[Figure dataset records]
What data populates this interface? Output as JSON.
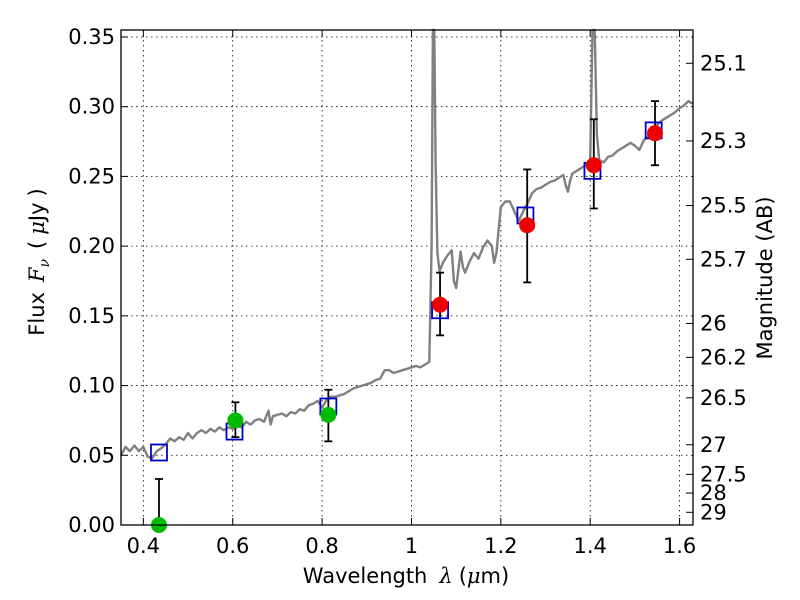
{
  "chart_data": {
    "type": "scatter",
    "xlabel_prefix": "Wavelength",
    "xlabel_symbol": "λ",
    "xlabel_units_open": "(",
    "xlabel_units_mu": "μ",
    "xlabel_units_rest": "m)",
    "ylabel_prefix": "Flux",
    "ylabel_symbol": "F",
    "ylabel_subscript": "ν",
    "ylabel_units_open": "(",
    "ylabel_units_mu": "μ",
    "ylabel_units_rest": "Jy",
    "ylabel_units_close": ")",
    "y2label": "Magnitude (AB)",
    "xlim": [
      0.35,
      1.63
    ],
    "ylim": [
      0.0,
      0.355
    ],
    "x_ticks": [
      0.4,
      0.6,
      0.8,
      1.0,
      1.2,
      1.4,
      1.6
    ],
    "x_tick_labels": [
      "0.4",
      "0.6",
      "0.8",
      "1",
      "1.2",
      "1.4",
      "1.6"
    ],
    "y_ticks": [
      0.0,
      0.05,
      0.1,
      0.15,
      0.2,
      0.25,
      0.3,
      0.35
    ],
    "y_tick_labels": [
      "0.00",
      "0.05",
      "0.10",
      "0.15",
      "0.20",
      "0.25",
      "0.30",
      "0.35"
    ],
    "y2_ticks": [
      {
        "label": "25.1",
        "mag": 25.1
      },
      {
        "label": "25.3",
        "mag": 25.3
      },
      {
        "label": "25.5",
        "mag": 25.5
      },
      {
        "label": "25.7",
        "mag": 25.7
      },
      {
        "label": "26",
        "mag": 26.0
      },
      {
        "label": "26.2",
        "mag": 26.2
      },
      {
        "label": "26.5",
        "mag": 26.5
      },
      {
        "label": "27",
        "mag": 27.0
      },
      {
        "label": "27.5",
        "mag": 27.5
      },
      {
        "label": "28",
        "mag": 28.0
      },
      {
        "label": "29",
        "mag": 29.0
      }
    ],
    "grid": true,
    "colors": {
      "model": "#808080",
      "model_points": "#0000cc",
      "optical": "#00bb00",
      "nir": "#ee0000",
      "errorbar": "#000000"
    },
    "model_spectrum": [
      [
        0.35,
        0.05
      ],
      [
        0.36,
        0.056
      ],
      [
        0.37,
        0.053
      ],
      [
        0.38,
        0.057
      ],
      [
        0.39,
        0.053
      ],
      [
        0.4,
        0.056
      ],
      [
        0.41,
        0.049
      ],
      [
        0.42,
        0.048
      ],
      [
        0.43,
        0.053
      ],
      [
        0.44,
        0.055
      ],
      [
        0.45,
        0.058
      ],
      [
        0.46,
        0.062
      ],
      [
        0.47,
        0.06
      ],
      [
        0.48,
        0.063
      ],
      [
        0.49,
        0.061
      ],
      [
        0.5,
        0.066
      ],
      [
        0.51,
        0.062
      ],
      [
        0.52,
        0.066
      ],
      [
        0.53,
        0.068
      ],
      [
        0.54,
        0.066
      ],
      [
        0.55,
        0.069
      ],
      [
        0.56,
        0.067
      ],
      [
        0.57,
        0.07
      ],
      [
        0.58,
        0.068
      ],
      [
        0.59,
        0.07
      ],
      [
        0.6,
        0.069
      ],
      [
        0.61,
        0.071
      ],
      [
        0.62,
        0.07
      ],
      [
        0.63,
        0.074
      ],
      [
        0.64,
        0.072
      ],
      [
        0.65,
        0.075
      ],
      [
        0.66,
        0.076
      ],
      [
        0.67,
        0.074
      ],
      [
        0.68,
        0.082
      ],
      [
        0.685,
        0.072
      ],
      [
        0.69,
        0.078
      ],
      [
        0.7,
        0.079
      ],
      [
        0.71,
        0.08
      ],
      [
        0.72,
        0.078
      ],
      [
        0.73,
        0.081
      ],
      [
        0.74,
        0.08
      ],
      [
        0.75,
        0.083
      ],
      [
        0.76,
        0.082
      ],
      [
        0.77,
        0.086
      ],
      [
        0.78,
        0.087
      ],
      [
        0.79,
        0.089
      ],
      [
        0.8,
        0.084
      ],
      [
        0.81,
        0.09
      ],
      [
        0.82,
        0.092
      ],
      [
        0.83,
        0.092
      ],
      [
        0.84,
        0.093
      ],
      [
        0.85,
        0.094
      ],
      [
        0.86,
        0.096
      ],
      [
        0.87,
        0.098
      ],
      [
        0.88,
        0.099
      ],
      [
        0.89,
        0.1
      ],
      [
        0.9,
        0.101
      ],
      [
        0.91,
        0.102
      ],
      [
        0.92,
        0.104
      ],
      [
        0.93,
        0.105
      ],
      [
        0.94,
        0.111
      ],
      [
        0.95,
        0.111
      ],
      [
        0.96,
        0.109
      ],
      [
        0.97,
        0.11
      ],
      [
        0.98,
        0.111
      ],
      [
        0.99,
        0.112
      ],
      [
        1.0,
        0.113
      ],
      [
        1.01,
        0.114
      ],
      [
        1.02,
        0.113
      ],
      [
        1.03,
        0.115
      ],
      [
        1.04,
        0.117
      ],
      [
        1.045,
        0.2
      ],
      [
        1.048,
        0.36
      ],
      [
        1.051,
        0.36
      ],
      [
        1.054,
        0.26
      ],
      [
        1.058,
        0.195
      ],
      [
        1.063,
        0.182
      ],
      [
        1.07,
        0.188
      ],
      [
        1.08,
        0.193
      ],
      [
        1.09,
        0.197
      ],
      [
        1.095,
        0.175
      ],
      [
        1.1,
        0.17
      ],
      [
        1.105,
        0.183
      ],
      [
        1.11,
        0.196
      ],
      [
        1.115,
        0.185
      ],
      [
        1.12,
        0.181
      ],
      [
        1.13,
        0.189
      ],
      [
        1.14,
        0.195
      ],
      [
        1.15,
        0.191
      ],
      [
        1.16,
        0.199
      ],
      [
        1.17,
        0.204
      ],
      [
        1.18,
        0.2
      ],
      [
        1.185,
        0.188
      ],
      [
        1.19,
        0.195
      ],
      [
        1.2,
        0.228
      ],
      [
        1.21,
        0.232
      ],
      [
        1.22,
        0.232
      ],
      [
        1.23,
        0.225
      ],
      [
        1.24,
        0.218
      ],
      [
        1.25,
        0.225
      ],
      [
        1.26,
        0.231
      ],
      [
        1.27,
        0.238
      ],
      [
        1.28,
        0.241
      ],
      [
        1.29,
        0.242
      ],
      [
        1.3,
        0.244
      ],
      [
        1.31,
        0.246
      ],
      [
        1.32,
        0.247
      ],
      [
        1.33,
        0.249
      ],
      [
        1.34,
        0.251
      ],
      [
        1.345,
        0.244
      ],
      [
        1.35,
        0.239
      ],
      [
        1.355,
        0.247
      ],
      [
        1.36,
        0.252
      ],
      [
        1.37,
        0.254
      ],
      [
        1.38,
        0.256
      ],
      [
        1.39,
        0.258
      ],
      [
        1.4,
        0.262
      ],
      [
        1.405,
        0.36
      ],
      [
        1.41,
        0.36
      ],
      [
        1.415,
        0.28
      ],
      [
        1.42,
        0.262
      ],
      [
        1.43,
        0.26
      ],
      [
        1.44,
        0.264
      ],
      [
        1.45,
        0.265
      ],
      [
        1.46,
        0.268
      ],
      [
        1.47,
        0.27
      ],
      [
        1.48,
        0.272
      ],
      [
        1.49,
        0.274
      ],
      [
        1.5,
        0.272
      ],
      [
        1.51,
        0.269
      ],
      [
        1.52,
        0.276
      ],
      [
        1.53,
        0.279
      ],
      [
        1.54,
        0.283
      ],
      [
        1.55,
        0.287
      ],
      [
        1.56,
        0.29
      ],
      [
        1.57,
        0.292
      ],
      [
        1.58,
        0.294
      ],
      [
        1.59,
        0.296
      ],
      [
        1.6,
        0.299
      ],
      [
        1.61,
        0.301
      ],
      [
        1.62,
        0.304
      ],
      [
        1.63,
        0.302
      ]
    ],
    "model_points": [
      {
        "x": 0.435,
        "y": 0.052
      },
      {
        "x": 0.604,
        "y": 0.067
      },
      {
        "x": 0.814,
        "y": 0.085
      },
      {
        "x": 1.064,
        "y": 0.154
      },
      {
        "x": 1.255,
        "y": 0.222
      },
      {
        "x": 1.405,
        "y": 0.254
      },
      {
        "x": 1.542,
        "y": 0.283
      }
    ],
    "observed": [
      {
        "x": 0.435,
        "y": 0.0,
        "ylo": 0.0,
        "yhi": 0.033,
        "band": "optical"
      },
      {
        "x": 0.606,
        "y": 0.075,
        "ylo": 0.063,
        "yhi": 0.088,
        "band": "optical"
      },
      {
        "x": 0.814,
        "y": 0.079,
        "ylo": 0.06,
        "yhi": 0.097,
        "band": "optical"
      },
      {
        "x": 1.064,
        "y": 0.158,
        "ylo": 0.136,
        "yhi": 0.181,
        "band": "nir"
      },
      {
        "x": 1.259,
        "y": 0.215,
        "ylo": 0.174,
        "yhi": 0.255,
        "band": "nir"
      },
      {
        "x": 1.408,
        "y": 0.258,
        "ylo": 0.227,
        "yhi": 0.291,
        "band": "nir"
      },
      {
        "x": 1.545,
        "y": 0.281,
        "ylo": 0.258,
        "yhi": 0.304,
        "band": "nir"
      }
    ]
  }
}
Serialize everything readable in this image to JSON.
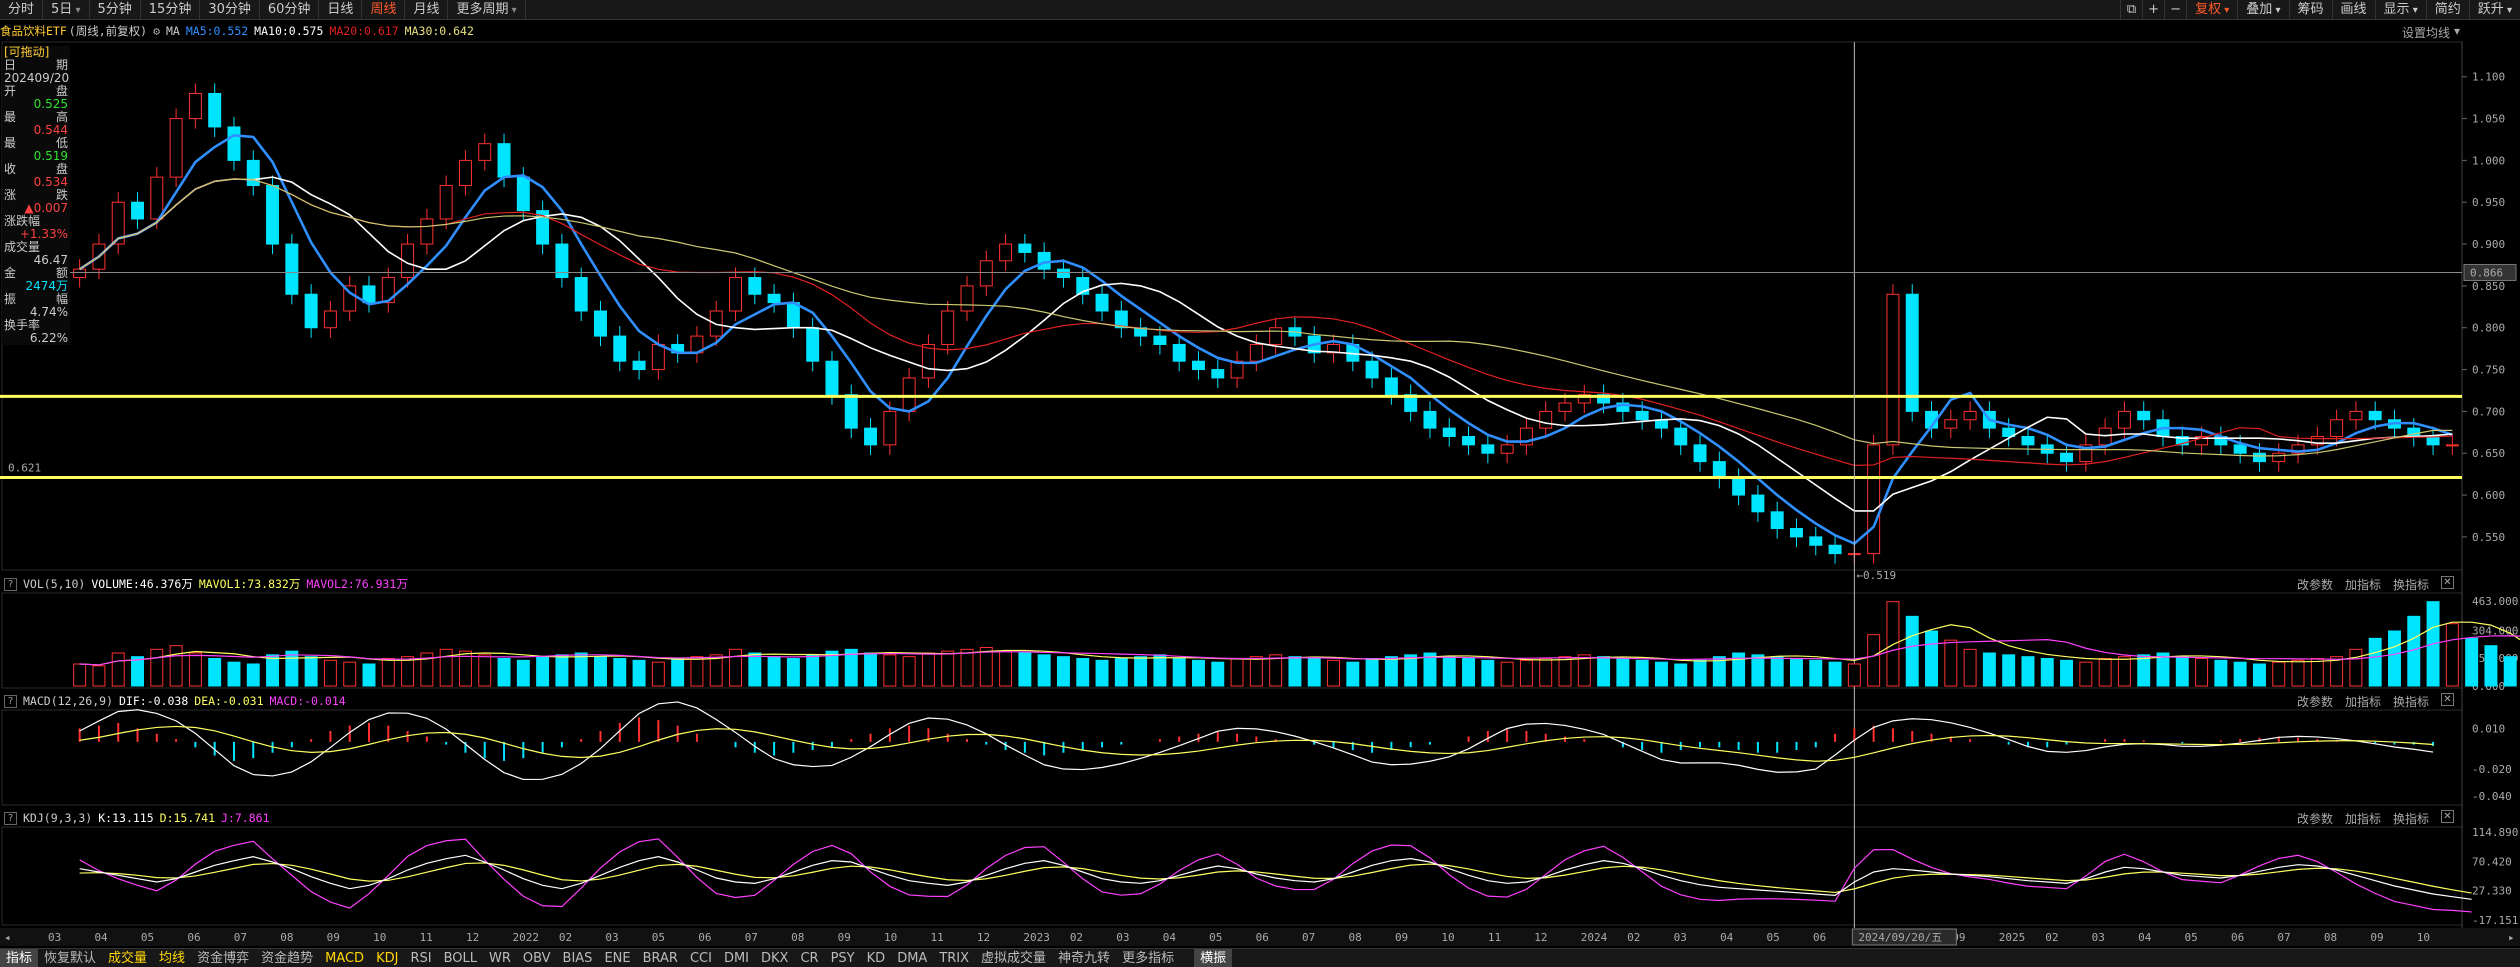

Set exercise | Find the lines above that contain the word "this" and collect them.

Answer in full |
What data populates this interface? Output as JSON.
Serialize everything readable in this image to JSON.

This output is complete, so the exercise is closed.